Exercise aim
Each line of the listing must be transcribed exactly, except for the images, which should be excluded.

Dataset records:
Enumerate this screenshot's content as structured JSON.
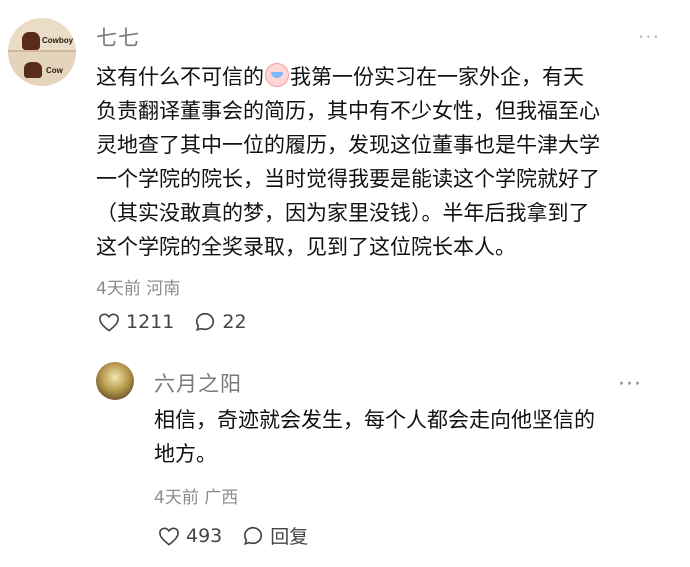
{
  "comment": {
    "username": "七七",
    "avatar_texts": [
      "Cowboy",
      "Cow"
    ],
    "lines": [
      "这有什么不可信的",
      "我第一份实习在一家外企，有天",
      "负责翻译董事会的简历，其中有不少女性，但我福至心",
      "灵地查了其中一位的履历，发现这位董事也是牛津大学",
      "一个学院的院长，当时觉得我要是能读这个学院就好了",
      "（其实没敢真的梦，因为家里没钱）。半年后我拿到了",
      "这个学院的全奖录取，见到了这位院长本人。"
    ],
    "emoji_icon": "face-with-tears-icon",
    "time": "4天前",
    "location": "河南",
    "likes": "1211",
    "comments": "22"
  },
  "reply": {
    "username": "六月之阳",
    "lines": [
      "相信，奇迹就会发生，每个人都会走向他坚信的",
      "地方。"
    ],
    "time": "4天前",
    "location": "广西",
    "likes": "493",
    "reply_label": "回复"
  },
  "colors": {
    "muted": "#8c8c8c",
    "text": "#111111",
    "username": "#7a7a7a"
  }
}
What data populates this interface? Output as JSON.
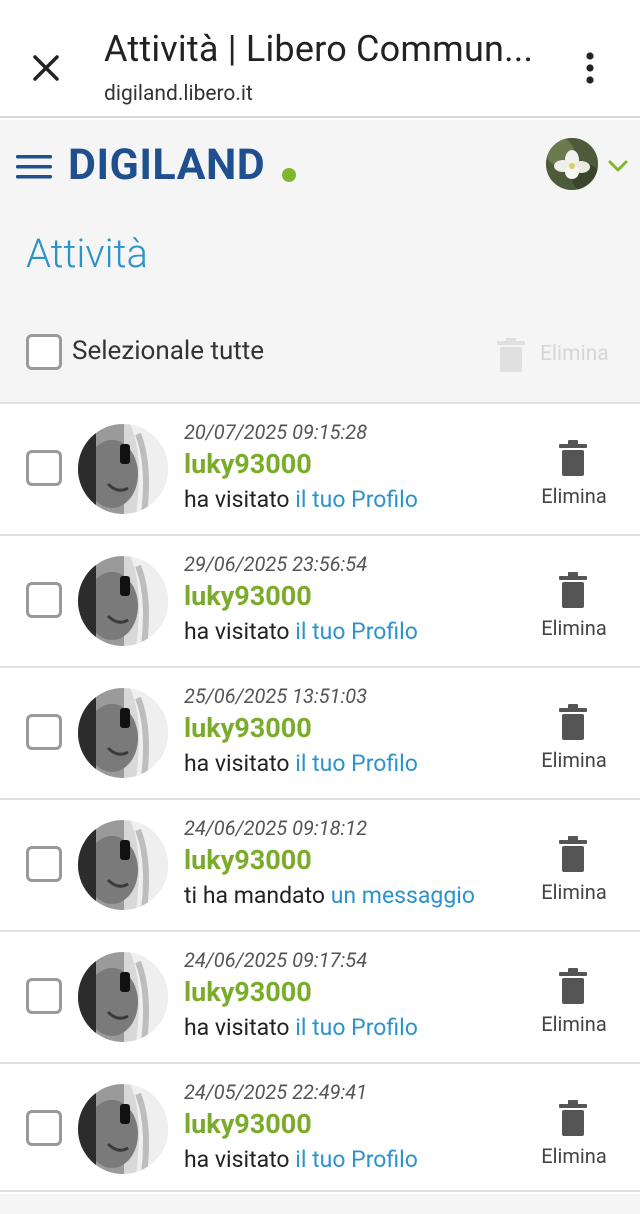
{
  "browser": {
    "title": "Attività | Libero Commun...",
    "url": "digiland.libero.it"
  },
  "header": {
    "logo": "DIGILAND"
  },
  "page": {
    "title": "Attività",
    "select_all_label": "Selezionale tutte",
    "bulk_delete_label": "Elimina"
  },
  "activities": [
    {
      "timestamp": "20/07/2025 09:15:28",
      "user": "luky93000",
      "action": "ha visitato",
      "link": "il tuo Profilo",
      "delete_label": "Elimina"
    },
    {
      "timestamp": "29/06/2025 23:56:54",
      "user": "luky93000",
      "action": "ha visitato",
      "link": "il tuo Profilo",
      "delete_label": "Elimina"
    },
    {
      "timestamp": "25/06/2025 13:51:03",
      "user": "luky93000",
      "action": "ha visitato",
      "link": "il tuo Profilo",
      "delete_label": "Elimina"
    },
    {
      "timestamp": "24/06/2025 09:18:12",
      "user": "luky93000",
      "action": "ti ha mandato",
      "link": "un messaggio",
      "delete_label": "Elimina"
    },
    {
      "timestamp": "24/06/2025 09:17:54",
      "user": "luky93000",
      "action": "ha visitato",
      "link": "il tuo Profilo",
      "delete_label": "Elimina"
    },
    {
      "timestamp": "24/05/2025 22:49:41",
      "user": "luky93000",
      "action": "ha visitato",
      "link": "il tuo Profilo",
      "delete_label": "Elimina"
    }
  ],
  "colors": {
    "accent_blue": "#2b93c9",
    "username_green": "#7aab2a",
    "logo_blue": "#1f4f8f"
  },
  "icons": [
    "close-icon",
    "more-vert-icon",
    "hamburger-icon",
    "chevron-down-icon",
    "trash-icon"
  ]
}
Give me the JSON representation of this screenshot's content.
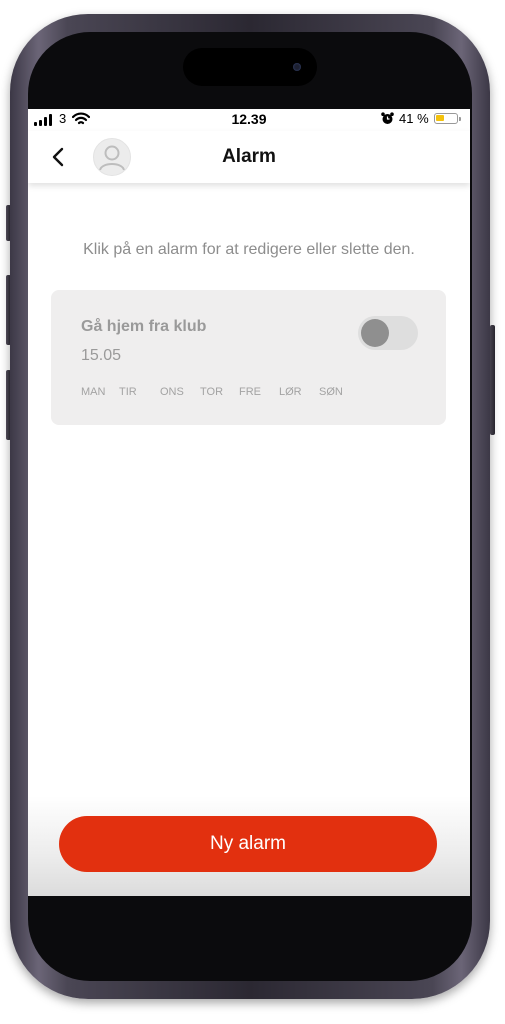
{
  "status_bar": {
    "carrier": "3",
    "time": "12.39",
    "battery_percent": "41 %",
    "battery_level": 0.41,
    "battery_color": "#f4c20d"
  },
  "header": {
    "back_icon": "chevron-left-icon",
    "avatar_icon": "user-avatar-icon",
    "title": "Alarm"
  },
  "instruction": "Klik på en alarm for at redigere eller slette den.",
  "alarms": [
    {
      "name": "Gå hjem fra klub",
      "time": "15.05",
      "enabled": false,
      "days": [
        "MAN",
        "TIR",
        "ONS",
        "TOR",
        "FRE",
        "LØR",
        "SØN"
      ]
    }
  ],
  "new_alarm_button": "Ny alarm",
  "colors": {
    "accent": "#e2300f",
    "card_background": "#efeeee",
    "muted_text": "#9a9a9a"
  }
}
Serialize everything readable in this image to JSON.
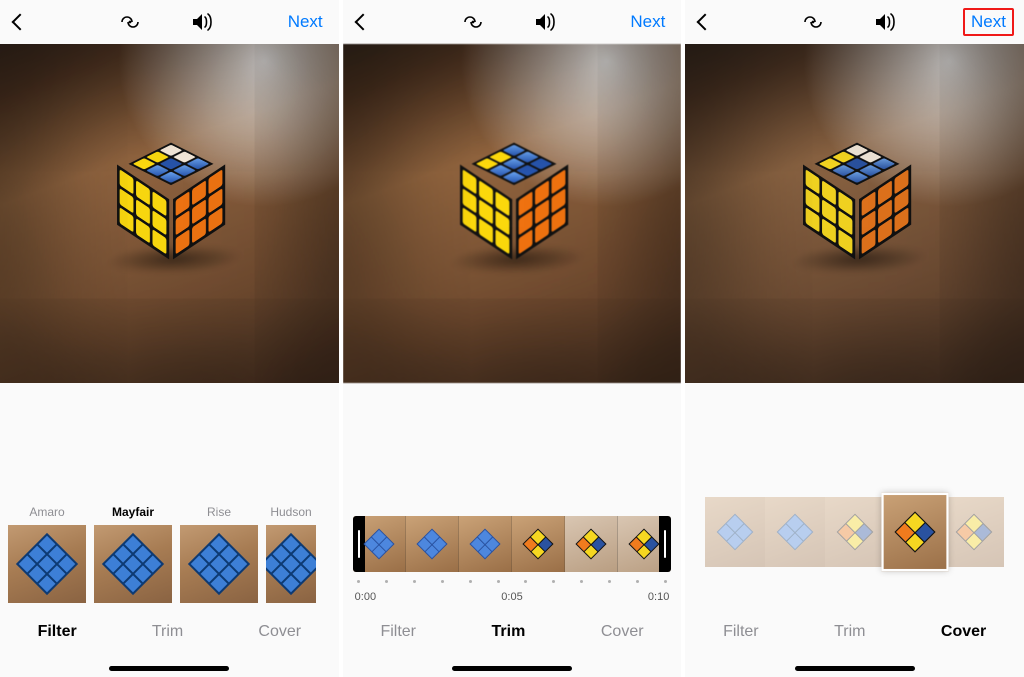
{
  "nav": {
    "next_label": "Next",
    "icons": {
      "back": "chevron-back-icon",
      "boomerang": "boomerang-icon",
      "sound": "sound-icon"
    }
  },
  "tabs": {
    "filter": "Filter",
    "trim": "Trim",
    "cover": "Cover"
  },
  "screen1": {
    "active_tab": "Filter",
    "selected_filter": "Mayfair",
    "filters": [
      {
        "name": "Amaro"
      },
      {
        "name": "Mayfair"
      },
      {
        "name": "Rise"
      },
      {
        "name": "Hudson"
      }
    ]
  },
  "screen2": {
    "active_tab": "Trim",
    "time_labels": [
      "0:00",
      "0:05",
      "0:10"
    ],
    "tick_count": 12,
    "frame_count": 6
  },
  "screen3": {
    "active_tab": "Cover",
    "next_highlighted": true,
    "thumb_count": 5,
    "selected_index": 3
  }
}
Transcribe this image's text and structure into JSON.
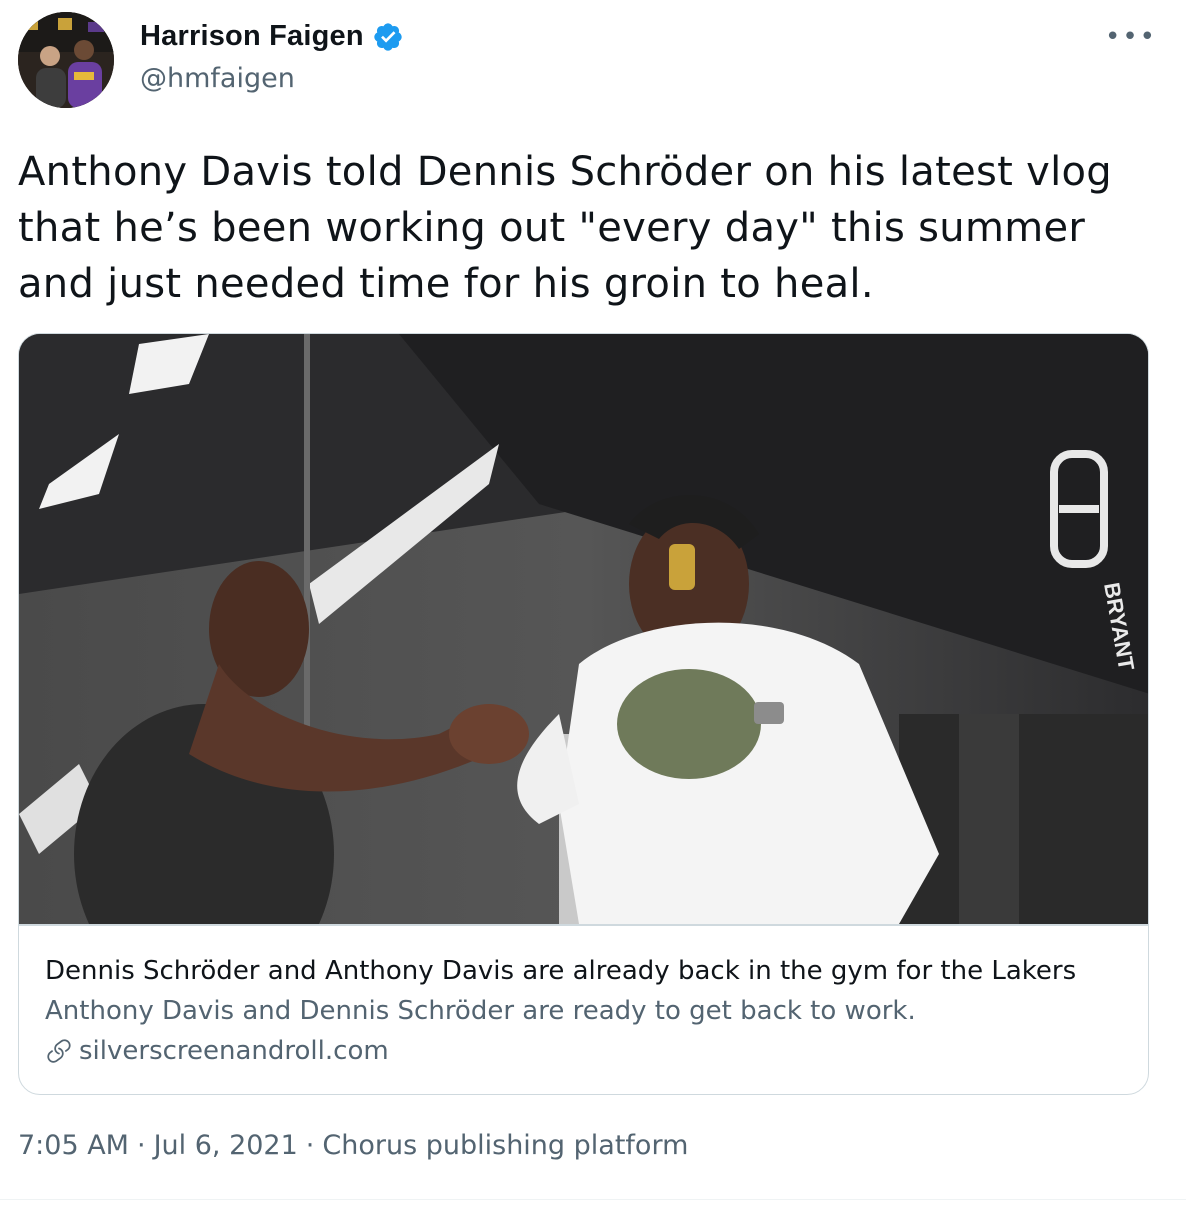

Result for this exercise
Enumerate this screenshot's content as structured JSON.
{
  "comment": {
    "username": "七七",
    "avatar_texts": [
      "Cowboy",
      "Cow"
    ],
    "lines": [
      "这有什么不可信的",
      "我第一份实习在一家外企，有天",
      "负责翻译董事会的简历，其中有不少女性，但我福至心",
      "灵地查了其中一位的履历，发现这位董事也是牛津大学",
      "一个学院的院长，当时觉得我要是能读这个学院就好了",
      "（其实没敢真的梦，因为家里没钱）。半年后我拿到了",
      "这个学院的全奖录取，见到了这位院长本人。"
    ],
    "emoji_icon": "face-with-tears-icon",
    "time": "4天前",
    "location": "河南",
    "likes": "1211",
    "comments": "22"
  },
  "reply": {
    "username": "六月之阳",
    "lines": [
      "相信，奇迹就会发生，每个人都会走向他坚信的",
      "地方。"
    ],
    "time": "4天前",
    "location": "广西",
    "likes": "493",
    "reply_label": "回复"
  },
  "colors": {
    "muted": "#8c8c8c",
    "text": "#111111",
    "username": "#7a7a7a"
  }
}
What data populates this interface? Output as JSON.
{
  "browser": {
    "title": "Attività | Libero Commun...",
    "url": "digiland.libero.it"
  },
  "header": {
    "logo": "DIGILAND"
  },
  "page": {
    "title": "Attività",
    "select_all_label": "Selezionale tutte",
    "bulk_delete_label": "Elimina"
  },
  "activities": [
    {
      "timestamp": "20/07/2025 09:15:28",
      "user": "luky93000",
      "action": "ha visitato",
      "link": "il tuo Profilo",
      "delete_label": "Elimina"
    },
    {
      "timestamp": "29/06/2025 23:56:54",
      "user": "luky93000",
      "action": "ha visitato",
      "link": "il tuo Profilo",
      "delete_label": "Elimina"
    },
    {
      "timestamp": "25/06/2025 13:51:03",
      "user": "luky93000",
      "action": "ha visitato",
      "link": "il tuo Profilo",
      "delete_label": "Elimina"
    },
    {
      "timestamp": "24/06/2025 09:18:12",
      "user": "luky93000",
      "action": "ti ha mandato",
      "link": "un messaggio",
      "delete_label": "Elimina"
    },
    {
      "timestamp": "24/06/2025 09:17:54",
      "user": "luky93000",
      "action": "ha visitato",
      "link": "il tuo Profilo",
      "delete_label": "Elimina"
    },
    {
      "timestamp": "24/05/2025 22:49:41",
      "user": "luky93000",
      "action": "ha visitato",
      "link": "il tuo Profilo",
      "delete_label": "Elimina"
    }
  ],
  "colors": {
    "accent_blue": "#2b93c9",
    "username_green": "#7aab2a",
    "logo_blue": "#1f4f8f"
  },
  "icons": [
    "close-icon",
    "more-vert-icon",
    "hamburger-icon",
    "chevron-down-icon",
    "trash-icon"
  ]
}
Give me the JSON representation of this screenshot's content.
{
  "status_bar": {
    "carrier": "3",
    "time": "12.39",
    "battery_percent": "41 %",
    "battery_level": 0.41,
    "battery_color": "#f4c20d"
  },
  "header": {
    "back_icon": "chevron-left-icon",
    "avatar_icon": "user-avatar-icon",
    "title": "Alarm"
  },
  "instruction": "Klik på en alarm for at redigere eller slette den.",
  "alarms": [
    {
      "name": "Gå hjem fra klub",
      "time": "15.05",
      "enabled": false,
      "days": [
        "MAN",
        "TIR",
        "ONS",
        "TOR",
        "FRE",
        "LØR",
        "SØN"
      ]
    }
  ],
  "new_alarm_button": "Ny alarm",
  "colors": {
    "accent": "#e2300f",
    "card_background": "#efeeee",
    "muted_text": "#9a9a9a"
  }
}
Serialize everything readable in this image to JSON.
{
  "nav": {
    "next_label": "Next",
    "icons": {
      "back": "chevron-back-icon",
      "boomerang": "boomerang-icon",
      "sound": "sound-icon"
    }
  },
  "tabs": {
    "filter": "Filter",
    "trim": "Trim",
    "cover": "Cover"
  },
  "screen1": {
    "active_tab": "Filter",
    "selected_filter": "Mayfair",
    "filters": [
      {
        "name": "Amaro"
      },
      {
        "name": "Mayfair"
      },
      {
        "name": "Rise"
      },
      {
        "name": "Hudson"
      }
    ]
  },
  "screen2": {
    "active_tab": "Trim",
    "time_labels": [
      "0:00",
      "0:05",
      "0:10"
    ],
    "tick_count": 12,
    "frame_count": 6
  },
  "screen3": {
    "active_tab": "Cover",
    "next_highlighted": true,
    "thumb_count": 5,
    "selected_index": 3
  }
}
Transcribe this image's text and structure into JSON.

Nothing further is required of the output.